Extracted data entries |

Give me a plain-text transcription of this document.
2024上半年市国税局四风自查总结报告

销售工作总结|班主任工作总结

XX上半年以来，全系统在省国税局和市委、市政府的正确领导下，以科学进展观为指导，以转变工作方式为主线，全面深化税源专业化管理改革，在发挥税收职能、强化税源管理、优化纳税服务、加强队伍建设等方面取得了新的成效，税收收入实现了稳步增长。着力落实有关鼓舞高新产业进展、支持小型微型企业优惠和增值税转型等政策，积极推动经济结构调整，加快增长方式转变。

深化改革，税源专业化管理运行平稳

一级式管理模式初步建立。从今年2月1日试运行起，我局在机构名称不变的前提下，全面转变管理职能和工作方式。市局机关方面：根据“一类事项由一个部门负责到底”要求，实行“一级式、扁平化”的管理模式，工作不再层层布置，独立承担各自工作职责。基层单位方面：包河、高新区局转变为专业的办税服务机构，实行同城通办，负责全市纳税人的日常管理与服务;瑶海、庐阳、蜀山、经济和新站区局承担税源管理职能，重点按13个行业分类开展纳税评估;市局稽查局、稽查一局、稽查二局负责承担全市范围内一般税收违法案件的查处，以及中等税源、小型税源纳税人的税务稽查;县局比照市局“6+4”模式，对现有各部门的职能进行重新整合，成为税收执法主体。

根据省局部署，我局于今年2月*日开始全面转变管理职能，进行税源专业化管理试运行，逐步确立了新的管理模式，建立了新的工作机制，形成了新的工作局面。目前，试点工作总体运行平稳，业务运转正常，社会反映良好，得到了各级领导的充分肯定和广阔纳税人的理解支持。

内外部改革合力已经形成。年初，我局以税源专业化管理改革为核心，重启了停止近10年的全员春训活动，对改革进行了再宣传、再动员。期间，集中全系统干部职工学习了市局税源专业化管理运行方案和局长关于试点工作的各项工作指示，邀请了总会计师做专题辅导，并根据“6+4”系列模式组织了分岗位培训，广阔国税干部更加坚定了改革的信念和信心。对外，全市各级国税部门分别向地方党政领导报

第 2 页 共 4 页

What the task requires | Exactly reproduce all of the entries.

Solution to this problem |
Give me a plain-text transcription of this document.
2024上半年市国税局四风自查总结报告

销售工作总结|班主任工作总结

XX上半年以来，全系统在省国税局和市委、市政府的正确领导下，以科学进展观为指导，以转变工作方式为主线，全面深化税源专业化管理改革，在发挥税收职能、强化税源管理、优化纳税服务、加强队伍建设等方面取得了新的成效，税收收入实现了稳步增长。着力落实有关鼓舞高新产业进展、支持小型微型企业优惠和增值税转型等政策，积极推动经济结构调整，加快增长方式转变。

深化改革，税源专业化管理运行平稳

一级式管理模式初步建立。从今年2月1日试运行起，我局在机构名称不变的前提下，全面转变管理职能和工作方式。市局机关方面：根据“一类事项由一个部门负责到底”要求，实行“一级式、扁平化”的管理模式，工作不再层层布置，独立承担各自工作职责。基层单位方面：包河、高新区局转变为专业的办税服务机构，实行同城通办，负责全市纳税人的日常管理与服务;瑶海、庐阳、蜀山、经济和新站区局承担税源管理职能，重点按13个行业分类开展纳税评估;市局稽查局、稽查一局、稽查二局负责承担全市范围内一般税收违法案件的查处，以及中等税源、小型税源纳税人的税务稽查;县局比照市局“6+4”模式，对现有各部门的职能进行重新整合，成为税收执法主体。

根据省局部署，我局于今年2月*日开始全面转变管理职能，进行税源专业化管理试运行，逐步确立了新的管理模式，建立了新的工作机制，形成了新的工作局面。目前，试点工作总体运行平稳，业务运转正常，社会反映良好，得到了各级领导的充分肯定和广阔纳税人的理解支持。

内外部改革合力已经形成。年初，我局以税源专业化管理改革为核心，重启了停止近10年的全员春训活动，对改革进行了再宣传、再动员。期间，集中全系统干部职工学习了市局税源专业化管理运行方案和局长关于试点工作的各项工作指示，邀请了总会计师做专题辅导，并根据“6+4”系列模式组织了分岗位培训，广阔国税干部更加坚定了改革的信念和信心。对外，全市各级国税部门分别向地方党政领导报

第 2 页 共 4 页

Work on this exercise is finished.